— Given request —
Each line that includes the string "grid" counts once; give the total and nothing else.

— Begin Material —

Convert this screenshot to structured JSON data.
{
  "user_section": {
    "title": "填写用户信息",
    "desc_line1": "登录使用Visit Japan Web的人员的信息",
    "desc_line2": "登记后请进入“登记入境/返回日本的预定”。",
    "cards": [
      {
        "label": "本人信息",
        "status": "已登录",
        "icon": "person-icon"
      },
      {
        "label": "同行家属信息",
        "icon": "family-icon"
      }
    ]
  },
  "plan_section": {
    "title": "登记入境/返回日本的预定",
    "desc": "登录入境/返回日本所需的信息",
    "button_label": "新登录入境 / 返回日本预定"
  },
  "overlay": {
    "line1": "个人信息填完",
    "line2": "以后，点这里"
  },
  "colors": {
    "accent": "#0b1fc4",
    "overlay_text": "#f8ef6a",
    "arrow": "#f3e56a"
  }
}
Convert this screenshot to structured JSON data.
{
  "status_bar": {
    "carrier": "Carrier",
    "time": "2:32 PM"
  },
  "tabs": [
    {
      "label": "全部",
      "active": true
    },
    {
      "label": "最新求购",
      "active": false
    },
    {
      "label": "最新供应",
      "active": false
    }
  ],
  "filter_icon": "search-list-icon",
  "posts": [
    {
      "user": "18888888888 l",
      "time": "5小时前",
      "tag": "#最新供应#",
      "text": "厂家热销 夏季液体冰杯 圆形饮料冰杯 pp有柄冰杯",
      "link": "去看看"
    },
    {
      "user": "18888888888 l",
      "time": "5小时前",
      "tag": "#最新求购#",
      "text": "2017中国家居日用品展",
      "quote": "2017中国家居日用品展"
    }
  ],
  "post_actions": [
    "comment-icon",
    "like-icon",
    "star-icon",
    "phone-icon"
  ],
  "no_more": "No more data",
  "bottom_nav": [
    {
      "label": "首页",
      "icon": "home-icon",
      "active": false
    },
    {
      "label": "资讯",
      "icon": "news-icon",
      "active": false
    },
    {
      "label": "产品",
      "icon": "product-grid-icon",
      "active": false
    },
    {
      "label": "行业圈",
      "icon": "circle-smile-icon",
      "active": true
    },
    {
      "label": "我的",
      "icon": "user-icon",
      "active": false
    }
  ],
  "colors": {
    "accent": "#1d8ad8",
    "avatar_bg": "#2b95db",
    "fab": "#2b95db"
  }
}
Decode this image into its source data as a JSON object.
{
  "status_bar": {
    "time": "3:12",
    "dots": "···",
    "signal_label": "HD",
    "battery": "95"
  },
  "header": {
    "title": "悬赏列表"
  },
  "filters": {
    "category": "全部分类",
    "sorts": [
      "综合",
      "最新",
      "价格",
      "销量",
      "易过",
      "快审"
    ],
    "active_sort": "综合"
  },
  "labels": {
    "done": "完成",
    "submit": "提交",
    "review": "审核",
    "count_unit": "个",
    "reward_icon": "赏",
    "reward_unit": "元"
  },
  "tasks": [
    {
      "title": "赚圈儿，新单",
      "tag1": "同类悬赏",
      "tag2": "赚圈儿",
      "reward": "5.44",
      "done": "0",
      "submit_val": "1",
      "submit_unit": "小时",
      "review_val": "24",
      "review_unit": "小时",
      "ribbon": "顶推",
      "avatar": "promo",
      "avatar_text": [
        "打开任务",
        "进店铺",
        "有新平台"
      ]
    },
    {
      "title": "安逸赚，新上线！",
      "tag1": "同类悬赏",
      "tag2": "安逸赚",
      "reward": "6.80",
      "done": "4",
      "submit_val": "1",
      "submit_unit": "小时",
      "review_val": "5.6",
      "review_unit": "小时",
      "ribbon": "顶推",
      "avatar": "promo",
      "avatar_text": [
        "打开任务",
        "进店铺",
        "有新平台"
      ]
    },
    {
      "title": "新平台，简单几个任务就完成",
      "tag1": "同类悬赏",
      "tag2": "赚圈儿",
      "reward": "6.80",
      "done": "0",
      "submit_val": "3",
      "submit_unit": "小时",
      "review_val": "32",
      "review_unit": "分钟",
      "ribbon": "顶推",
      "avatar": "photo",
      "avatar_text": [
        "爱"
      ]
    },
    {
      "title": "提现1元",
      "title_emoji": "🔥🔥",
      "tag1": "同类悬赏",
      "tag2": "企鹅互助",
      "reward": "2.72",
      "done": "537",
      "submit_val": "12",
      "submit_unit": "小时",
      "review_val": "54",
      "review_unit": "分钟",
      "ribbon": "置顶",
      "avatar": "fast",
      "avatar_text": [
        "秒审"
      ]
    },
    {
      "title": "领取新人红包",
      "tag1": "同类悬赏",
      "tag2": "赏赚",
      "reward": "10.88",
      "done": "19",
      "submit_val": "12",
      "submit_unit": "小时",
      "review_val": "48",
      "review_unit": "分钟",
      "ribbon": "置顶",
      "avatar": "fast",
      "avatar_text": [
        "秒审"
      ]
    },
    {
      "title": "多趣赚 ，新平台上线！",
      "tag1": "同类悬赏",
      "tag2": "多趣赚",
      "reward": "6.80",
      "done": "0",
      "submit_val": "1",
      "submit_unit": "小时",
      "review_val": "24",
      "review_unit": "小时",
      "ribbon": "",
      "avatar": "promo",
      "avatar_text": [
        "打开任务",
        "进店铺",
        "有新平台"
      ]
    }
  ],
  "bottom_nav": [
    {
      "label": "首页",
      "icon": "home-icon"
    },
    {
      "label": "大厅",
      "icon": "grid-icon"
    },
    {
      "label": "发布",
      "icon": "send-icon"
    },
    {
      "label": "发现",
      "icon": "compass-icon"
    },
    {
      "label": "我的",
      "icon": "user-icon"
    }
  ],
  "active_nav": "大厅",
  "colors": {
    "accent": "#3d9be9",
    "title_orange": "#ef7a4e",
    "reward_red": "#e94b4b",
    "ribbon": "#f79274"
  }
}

— End Material —

— Full answer —
2